▶ Written problem
Every record here needs to be written out again exactly.

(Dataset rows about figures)
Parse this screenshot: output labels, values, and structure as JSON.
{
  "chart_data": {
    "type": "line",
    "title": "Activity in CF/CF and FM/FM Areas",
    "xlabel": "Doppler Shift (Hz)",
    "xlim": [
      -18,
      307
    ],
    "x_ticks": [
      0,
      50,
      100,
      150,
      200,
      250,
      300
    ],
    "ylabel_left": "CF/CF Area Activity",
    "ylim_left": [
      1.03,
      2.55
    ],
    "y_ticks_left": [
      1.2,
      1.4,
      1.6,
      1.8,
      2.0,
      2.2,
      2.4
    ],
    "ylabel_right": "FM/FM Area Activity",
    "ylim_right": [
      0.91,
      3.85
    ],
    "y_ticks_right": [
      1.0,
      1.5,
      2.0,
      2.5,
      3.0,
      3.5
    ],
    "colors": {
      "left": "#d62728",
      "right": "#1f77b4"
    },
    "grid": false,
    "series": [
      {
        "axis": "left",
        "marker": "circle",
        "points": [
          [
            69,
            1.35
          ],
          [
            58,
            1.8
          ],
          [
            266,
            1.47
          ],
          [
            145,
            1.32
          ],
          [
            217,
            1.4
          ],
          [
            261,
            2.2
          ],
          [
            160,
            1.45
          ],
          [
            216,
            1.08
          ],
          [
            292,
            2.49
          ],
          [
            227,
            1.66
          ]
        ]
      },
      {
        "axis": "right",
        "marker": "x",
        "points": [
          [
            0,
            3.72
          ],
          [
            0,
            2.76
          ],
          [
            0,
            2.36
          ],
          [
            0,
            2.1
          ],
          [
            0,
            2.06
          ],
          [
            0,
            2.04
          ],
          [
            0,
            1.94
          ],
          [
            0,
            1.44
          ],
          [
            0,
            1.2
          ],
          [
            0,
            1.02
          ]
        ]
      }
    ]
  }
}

▶ Correct answer
Parse this screenshot: output labels, values, and structure as JSON.
{
  "chart_data": {
    "type": "line",
    "title": "Activity in CF/CF and FM/FM Areas",
    "xlabel": "Doppler Shift (Hz)",
    "xlim": [
      -18,
      307
    ],
    "x_ticks": [
      0,
      50,
      100,
      150,
      200,
      250,
      300
    ],
    "ylabel_left": "CF/CF Area Activity",
    "ylim_left": [
      1.03,
      2.55
    ],
    "y_ticks_left": [
      1.2,
      1.4,
      1.6,
      1.8,
      2.0,
      2.2,
      2.4
    ],
    "ylabel_right": "FM/FM Area Activity",
    "ylim_right": [
      0.91,
      3.85
    ],
    "y_ticks_right": [
      1.0,
      1.5,
      2.0,
      2.5,
      3.0,
      3.5
    ],
    "colors": {
      "left": "#d62728",
      "right": "#1f77b4"
    },
    "grid": false,
    "series": [
      {
        "axis": "left",
        "marker": "circle",
        "points": [
          [
            69,
            1.35
          ],
          [
            58,
            1.8
          ],
          [
            266,
            1.47
          ],
          [
            145,
            1.32
          ],
          [
            217,
            1.4
          ],
          [
            261,
            2.2
          ],
          [
            160,
            1.45
          ],
          [
            216,
            1.08
          ],
          [
            292,
            2.49
          ],
          [
            227,
            1.66
          ]
        ]
      },
      {
        "axis": "right",
        "marker": "x",
        "points": [
          [
            0,
            3.72
          ],
          [
            0,
            2.76
          ],
          [
            0,
            2.36
          ],
          [
            0,
            2.1
          ],
          [
            0,
            2.06
          ],
          [
            0,
            2.04
          ],
          [
            0,
            1.94
          ],
          [
            0,
            1.44
          ],
          [
            0,
            1.2
          ],
          [
            0,
            1.02
          ]
        ]
      }
    ]
  }
}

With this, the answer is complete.